Exercícios:
- a) Que características do desfile da Vila Isabel em 1988 são citadas no texto sobre as escolas de samba e a cultura afro-brasileira? Liste todas.
- b) Prossiga com o texto sobre as escolas de samba e a cultura afro-brasileira a partir do ponto em que ele termina.

Texto base:
_ _ _ _ _ _ _

Como as escolas de samba passaram a exaltar a cultura afro-brasileira

O ano era 1988. Na segunda-feira de Carnaval a Vila Isabel balançaria as estruturas da Sapucaí com um desfile sem luxo, materiais alternativos, estampas tribais e uma força de canto e dança exemplares. Horas mais tarde, fechando as apresentações do Grupo Especial, a Mangueira lembraria no tom inesquecível de mestre Jamelão que cem anos haviam se passado desde a Abolição da Escravidão no Brasil, mas os negros ainda eram subjugados pela pobreza.

Trecho de Kizomba (Vila 1988)

 
Estes dois desfiles históricos dão a impressão de que o carnaval brasileiro sempre foi uma apropriação cultural dos negros. A história não é tão fácil: as origens da festa, todo mundo sabe, são europeias. Enquanto as cidades brasileiras brincavam o entrudo, os negros se reuniam na chamada Pequena África, área central do Rio, nos arredores da Pedra do Sal, mantendo vivas suas tradições, música e dança que viriam a gerar o samba. No século 19, surgiram os primeiros blocos e cordões, embriões das escolas de samba, que só apareceriam no final dos anos 1920 sob as bênçãos das velhas baianas que faziam grandes rodas em suas casas (a mais famosa delas foi Tia Ciata).

_ _ _ _ _ _ _

Bloco de dados:
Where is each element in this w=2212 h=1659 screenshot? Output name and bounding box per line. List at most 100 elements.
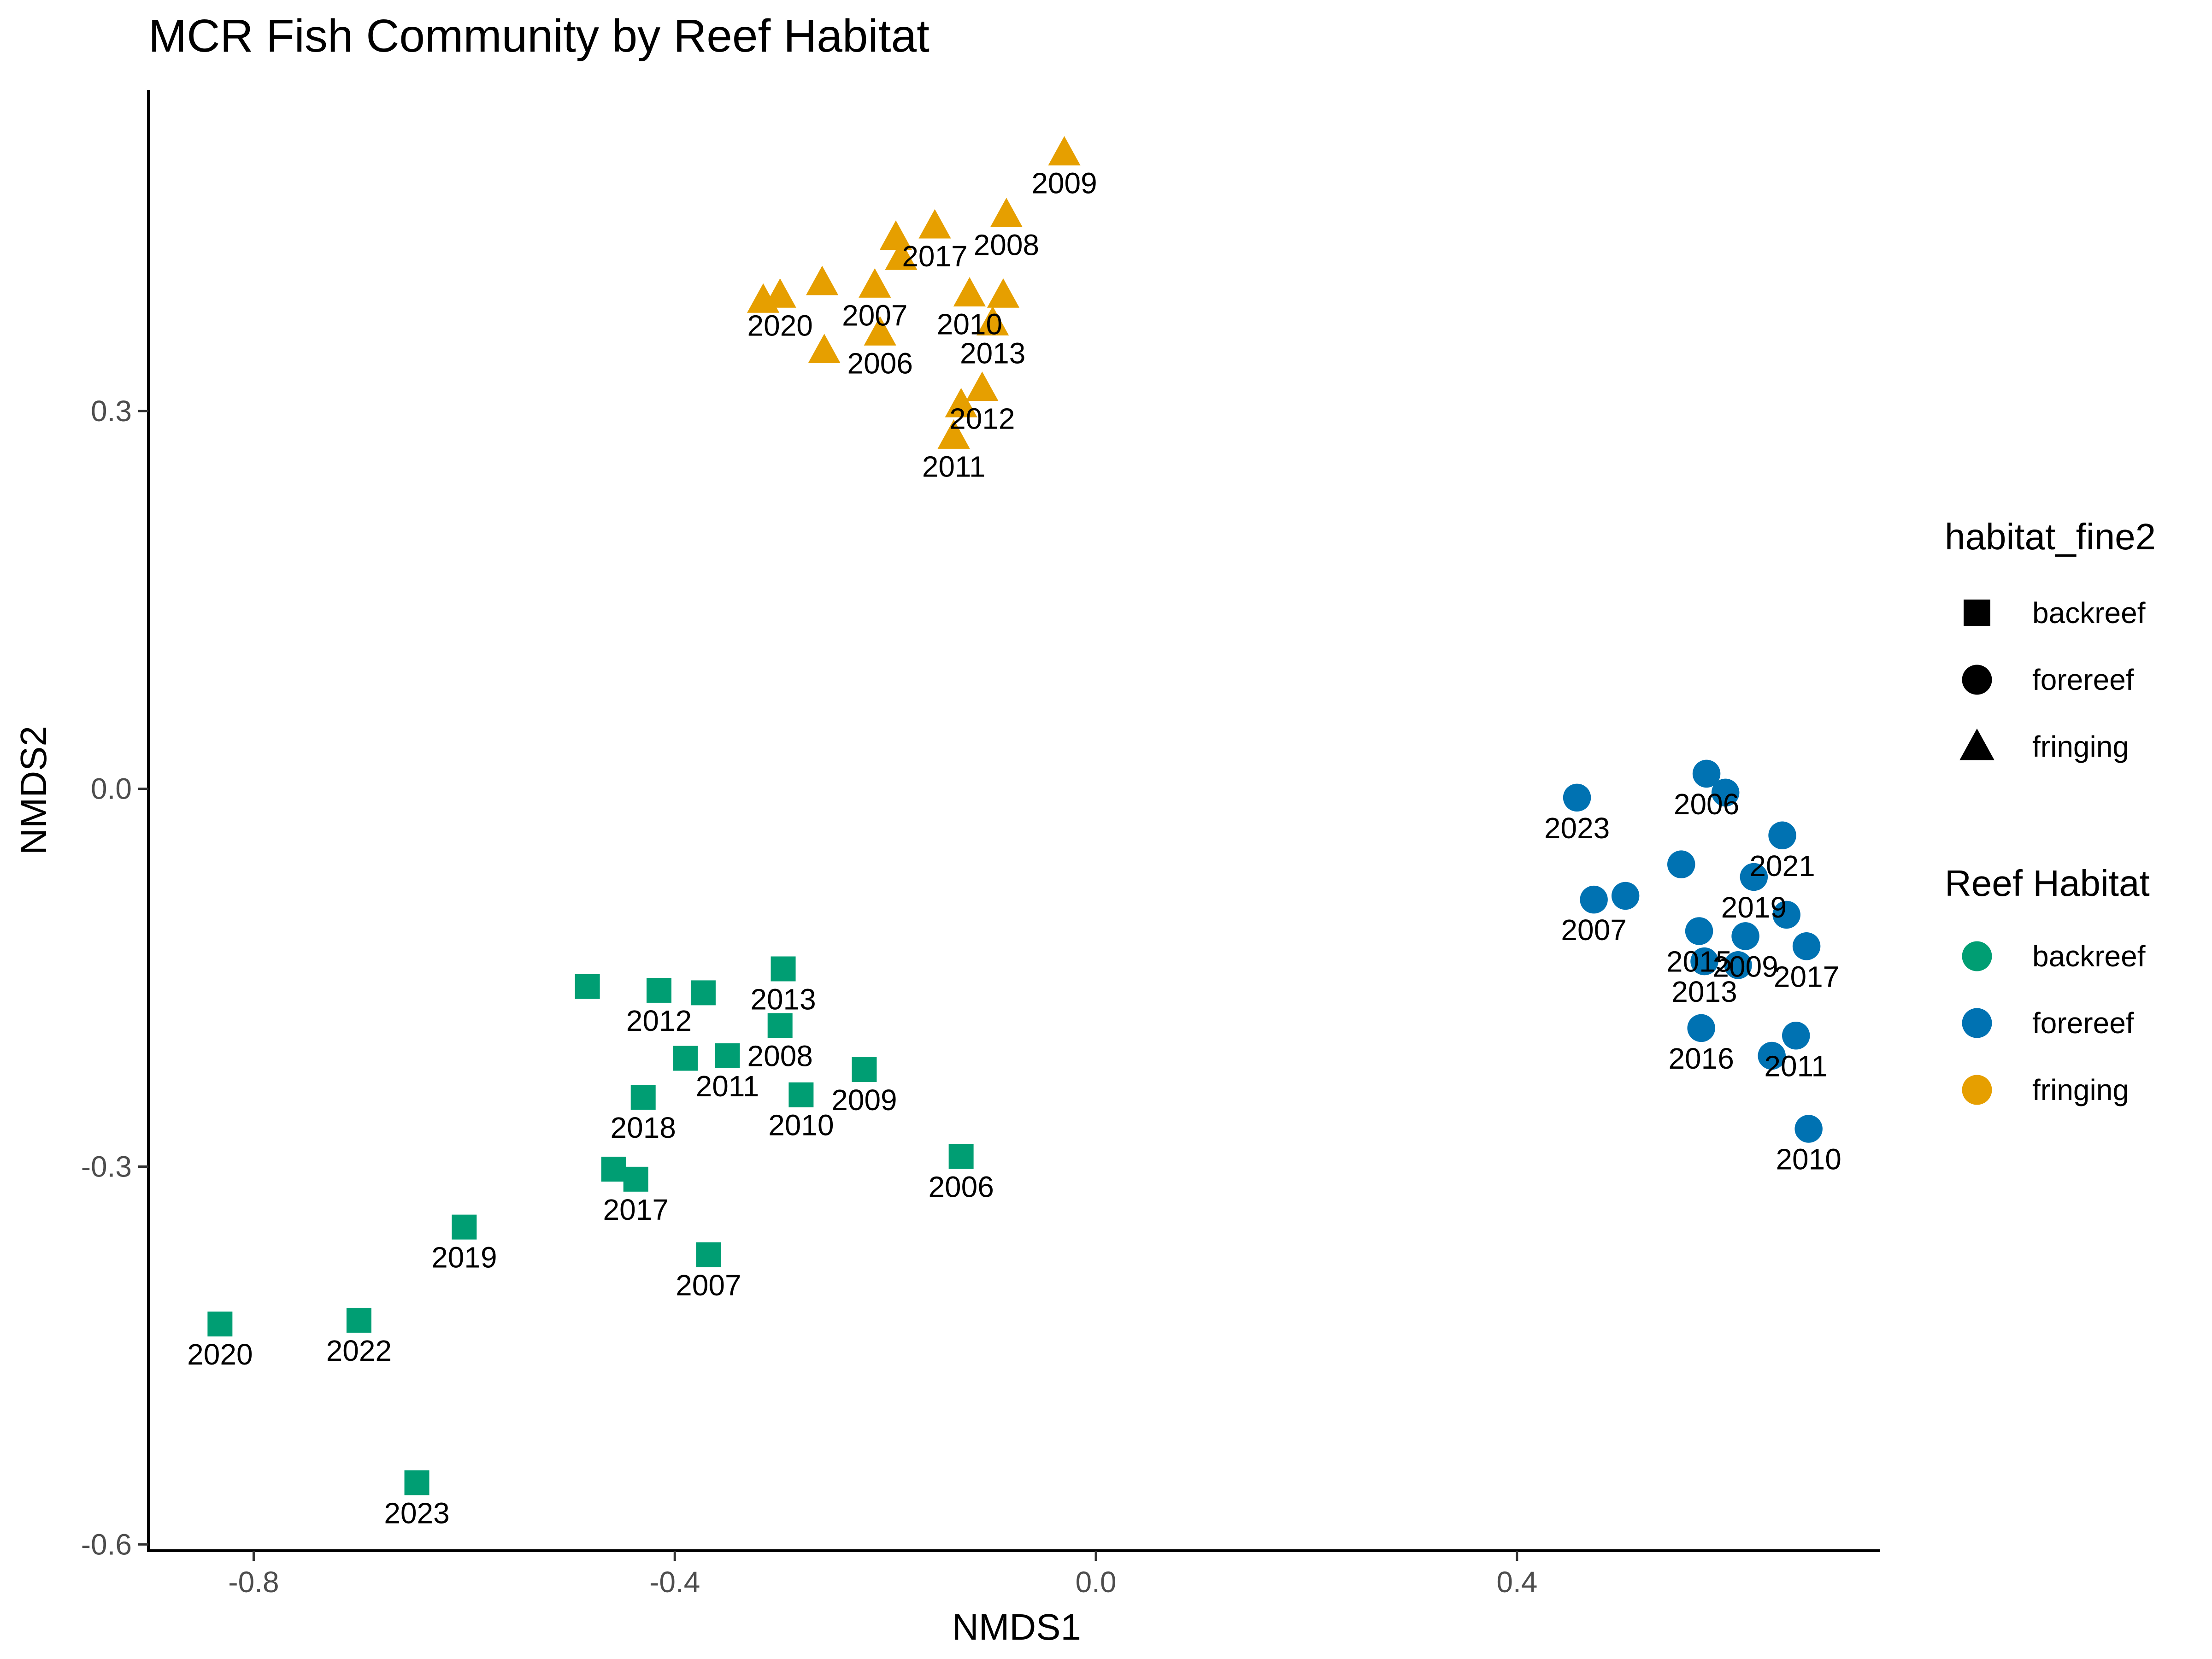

_ _ _ _ _ _ _

Resultados:
- a)
- Desfile sem luxo
- Materiais alternativos
- Estampas tribais
- Força de canto e dança exemplares

- b)
Trecho do desfile da Mangueira em 1988

 

Organizações frequentadas e criadas por negros, as escolas de samba logo despertaram a atenção do povo. O poder público levou três anos para tornar a competição parte do calendário oficial da cidade em 1935. Estávamos no governo Getúlio Vargas e as autoridades viram nas escolas um meio de propagar valores nacionais. Daí a determinação de que só abordassem temas nacionais.

Na medida em que as escolas foram se organizando, criaram o enredo, o samba-enredo, as fantasias e passaram a atrair artistas. Foi neste movimento que um grupo de alunos da Escola Nacional de Belas Artes, comandados por Fernando Pamplona foi para o Acadêmicos do Salgueiro. No carnaval de 1960, a vermelho e branco cantou a revolta do Quilombo dos Palmares. Estava aberta a porta para trocar as exaltações aos “grandes vultos da história” ou artistas da cultura “branca” por personagens que tivessem importância para a identidade negra. Foi nessa esteira que enredos como o da escrava Chica da Silva e de Chico Rei, o ex-escravo que libertou seu povo, fizeram sucesso.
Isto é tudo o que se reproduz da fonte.